STATED GOAL 1: From the entries below, write out again the stretch from their first line through the line containing "background-noise-dot bbox=[376, 186, 378, 188]", both ends included.

SUPPLIED TEXT:
Feldman’s first foray into Celebrity Boxing, in 1997, was limited in scope, the main event pitting Diego Ramos, a Philadelphia disc jockey, and John Bolaris, a weatherman for a Philly TV station. But Bolaris, a good-looking guy who got frequent mentions in Gross’ gossip column for his man-about-town squiring of a steady stream of beautiful and high-profile women, was the prototype of the type of participant Feldman knew could fill a 500- to 800-seat room. Bolaris would have been an even more surefire draw if his appearance had come 13 years later, when he was drugged by a couple of Russian bar girls working for an international crime syndicate in Miami’s South Beach. Seeking to confront the women, Bolaris met with them again, was slipped another roofie and awoke hours later with a pounding headache and $43,000 worth of charges on his American Express card. He contacted law enforcement officials, which led to 17 arrests, but instead of being hailed as a hero for the busting of so many nefarious types, as Bolaris had hoped, he was roundly derided for finding himself in such a humiliating situation and was fired by his station.

In other words, Bolaris at almost any stage of his television career was just the sort of “celebrity” that Feldman has sought out like a heat-seeking missile.

“I was a young guy, suffering and depressed,” Feldman said of his state of mind after his boxing career ended and his promoter’s license yanked. “Doing Celebrity Boxing shows became, like, my high. I just loved doing what I was doing. Anybody whose name was in the tabloids I tried to get in my ring. It’s like my nickname. I try to give all of them their 16th minute of fame.”

For appearance fees ranging from $1,500 to $5,000, Feldman has successfully enticed a string of down-on-their-luck notables to swing away at others of their ilk. Even when he failed to make sensationalistic bouts that were purposefully leaked to the media, he got the kind of publicity that promoters of “real” boxing would kill for. He attempted to pair Rodney King, the “Can’t we all just get along?” victim of a 1991 beatdown by Los Angeles cops, with one of the police officers involved in the incident, which drove the Rev. Al Sharpton to near-hysterics. The LA cop didn’t participate, but King mixed it up with an ex-cop from Chester, Pa., Simon Aouad, whom King defeated.

DATASET RECORDS:
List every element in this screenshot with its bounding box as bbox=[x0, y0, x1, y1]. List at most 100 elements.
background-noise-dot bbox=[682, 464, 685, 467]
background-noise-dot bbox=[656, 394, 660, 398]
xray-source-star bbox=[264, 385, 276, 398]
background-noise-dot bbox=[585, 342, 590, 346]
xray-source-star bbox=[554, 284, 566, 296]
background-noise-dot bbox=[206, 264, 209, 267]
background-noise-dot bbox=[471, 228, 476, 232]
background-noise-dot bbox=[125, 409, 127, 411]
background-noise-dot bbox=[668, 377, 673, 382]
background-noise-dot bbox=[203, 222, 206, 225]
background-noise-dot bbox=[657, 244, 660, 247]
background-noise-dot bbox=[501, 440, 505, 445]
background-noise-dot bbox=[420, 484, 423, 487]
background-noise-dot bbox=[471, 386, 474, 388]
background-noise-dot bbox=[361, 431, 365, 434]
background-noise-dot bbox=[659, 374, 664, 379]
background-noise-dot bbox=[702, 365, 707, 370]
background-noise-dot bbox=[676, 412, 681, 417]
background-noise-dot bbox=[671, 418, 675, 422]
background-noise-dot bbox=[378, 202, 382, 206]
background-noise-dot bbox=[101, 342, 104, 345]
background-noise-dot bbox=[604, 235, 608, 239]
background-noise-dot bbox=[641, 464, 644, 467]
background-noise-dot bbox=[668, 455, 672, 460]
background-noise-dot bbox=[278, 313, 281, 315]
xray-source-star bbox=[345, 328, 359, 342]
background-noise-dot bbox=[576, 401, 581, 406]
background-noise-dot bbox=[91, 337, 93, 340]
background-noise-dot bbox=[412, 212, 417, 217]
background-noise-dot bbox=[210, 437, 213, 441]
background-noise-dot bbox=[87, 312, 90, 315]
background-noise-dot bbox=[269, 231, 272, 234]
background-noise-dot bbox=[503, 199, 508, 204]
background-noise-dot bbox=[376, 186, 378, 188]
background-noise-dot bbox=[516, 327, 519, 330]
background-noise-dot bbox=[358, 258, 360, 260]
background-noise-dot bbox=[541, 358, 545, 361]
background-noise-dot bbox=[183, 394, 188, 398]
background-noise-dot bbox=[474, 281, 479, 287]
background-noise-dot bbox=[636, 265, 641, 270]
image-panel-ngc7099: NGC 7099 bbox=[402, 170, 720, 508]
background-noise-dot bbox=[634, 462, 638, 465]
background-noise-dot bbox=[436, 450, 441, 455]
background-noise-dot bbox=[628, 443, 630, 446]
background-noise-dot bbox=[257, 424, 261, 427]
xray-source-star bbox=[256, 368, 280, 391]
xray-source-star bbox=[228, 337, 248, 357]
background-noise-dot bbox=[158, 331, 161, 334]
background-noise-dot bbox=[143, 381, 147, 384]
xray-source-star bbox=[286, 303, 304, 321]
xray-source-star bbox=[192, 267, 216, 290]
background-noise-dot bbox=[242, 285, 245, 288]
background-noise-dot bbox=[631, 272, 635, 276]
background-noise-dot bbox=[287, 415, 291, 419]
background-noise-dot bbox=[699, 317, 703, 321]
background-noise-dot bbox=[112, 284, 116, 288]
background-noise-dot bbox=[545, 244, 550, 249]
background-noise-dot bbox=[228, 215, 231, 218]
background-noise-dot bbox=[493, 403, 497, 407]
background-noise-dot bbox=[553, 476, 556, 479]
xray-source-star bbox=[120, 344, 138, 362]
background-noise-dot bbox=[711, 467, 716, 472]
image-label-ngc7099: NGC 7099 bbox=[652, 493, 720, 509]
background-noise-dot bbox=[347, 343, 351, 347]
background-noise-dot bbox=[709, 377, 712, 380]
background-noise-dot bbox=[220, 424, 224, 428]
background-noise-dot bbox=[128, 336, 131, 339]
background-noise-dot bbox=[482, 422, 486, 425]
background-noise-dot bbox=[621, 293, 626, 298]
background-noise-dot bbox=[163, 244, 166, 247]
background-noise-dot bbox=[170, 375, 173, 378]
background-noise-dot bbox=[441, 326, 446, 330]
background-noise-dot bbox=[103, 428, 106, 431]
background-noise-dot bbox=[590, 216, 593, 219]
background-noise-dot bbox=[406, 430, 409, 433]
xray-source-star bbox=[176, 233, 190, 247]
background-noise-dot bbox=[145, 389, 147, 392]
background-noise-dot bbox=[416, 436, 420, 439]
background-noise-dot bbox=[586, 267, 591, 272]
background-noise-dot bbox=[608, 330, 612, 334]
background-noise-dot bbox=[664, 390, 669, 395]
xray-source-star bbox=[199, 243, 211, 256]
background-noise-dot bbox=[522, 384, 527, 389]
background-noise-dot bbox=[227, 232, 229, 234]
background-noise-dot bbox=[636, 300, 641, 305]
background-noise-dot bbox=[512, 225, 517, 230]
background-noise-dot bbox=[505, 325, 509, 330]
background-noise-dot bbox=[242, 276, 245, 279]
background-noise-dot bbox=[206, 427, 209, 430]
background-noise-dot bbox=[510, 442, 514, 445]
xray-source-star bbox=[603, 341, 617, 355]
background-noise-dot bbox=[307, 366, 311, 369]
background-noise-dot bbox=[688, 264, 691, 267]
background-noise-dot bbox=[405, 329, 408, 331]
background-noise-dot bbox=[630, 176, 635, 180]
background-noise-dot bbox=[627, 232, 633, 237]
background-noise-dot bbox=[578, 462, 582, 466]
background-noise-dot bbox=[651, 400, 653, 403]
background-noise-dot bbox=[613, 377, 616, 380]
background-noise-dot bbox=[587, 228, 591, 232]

STATED GOAL 2:
Using the Celebrity Boxing passage above, answer these:
(a) What was John Bolaris's job?
(b) What range of appearance fees did Feldman pay?
(c) Whom did Rodney King defeat?

WRITTEN REPLY 1:
List every element in this screenshot with its bounding box as bbox=[x0, y0, x1, y1]. List at most 100 elements.
background-noise-dot bbox=[682, 464, 685, 467]
background-noise-dot bbox=[656, 394, 660, 398]
xray-source-star bbox=[264, 385, 276, 398]
background-noise-dot bbox=[585, 342, 590, 346]
xray-source-star bbox=[554, 284, 566, 296]
background-noise-dot bbox=[206, 264, 209, 267]
background-noise-dot bbox=[471, 228, 476, 232]
background-noise-dot bbox=[125, 409, 127, 411]
background-noise-dot bbox=[668, 377, 673, 382]
background-noise-dot bbox=[203, 222, 206, 225]
background-noise-dot bbox=[657, 244, 660, 247]
background-noise-dot bbox=[501, 440, 505, 445]
background-noise-dot bbox=[420, 484, 423, 487]
background-noise-dot bbox=[471, 386, 474, 388]
background-noise-dot bbox=[361, 431, 365, 434]
background-noise-dot bbox=[659, 374, 664, 379]
background-noise-dot bbox=[702, 365, 707, 370]
background-noise-dot bbox=[676, 412, 681, 417]
background-noise-dot bbox=[671, 418, 675, 422]
background-noise-dot bbox=[378, 202, 382, 206]
background-noise-dot bbox=[101, 342, 104, 345]
background-noise-dot bbox=[604, 235, 608, 239]
background-noise-dot bbox=[641, 464, 644, 467]
background-noise-dot bbox=[668, 455, 672, 460]
background-noise-dot bbox=[278, 313, 281, 315]
xray-source-star bbox=[345, 328, 359, 342]
background-noise-dot bbox=[576, 401, 581, 406]
background-noise-dot bbox=[91, 337, 93, 340]
background-noise-dot bbox=[412, 212, 417, 217]
background-noise-dot bbox=[210, 437, 213, 441]
background-noise-dot bbox=[87, 312, 90, 315]
background-noise-dot bbox=[269, 231, 272, 234]
background-noise-dot bbox=[503, 199, 508, 204]
background-noise-dot bbox=[376, 186, 378, 188]

WRITTEN REPLY 2:
(a) He was a weatherman for a Philly TV station.
(b) From $1,500 to $5,000.
(c) Simon Aouad, an ex-cop from Chester, Pa.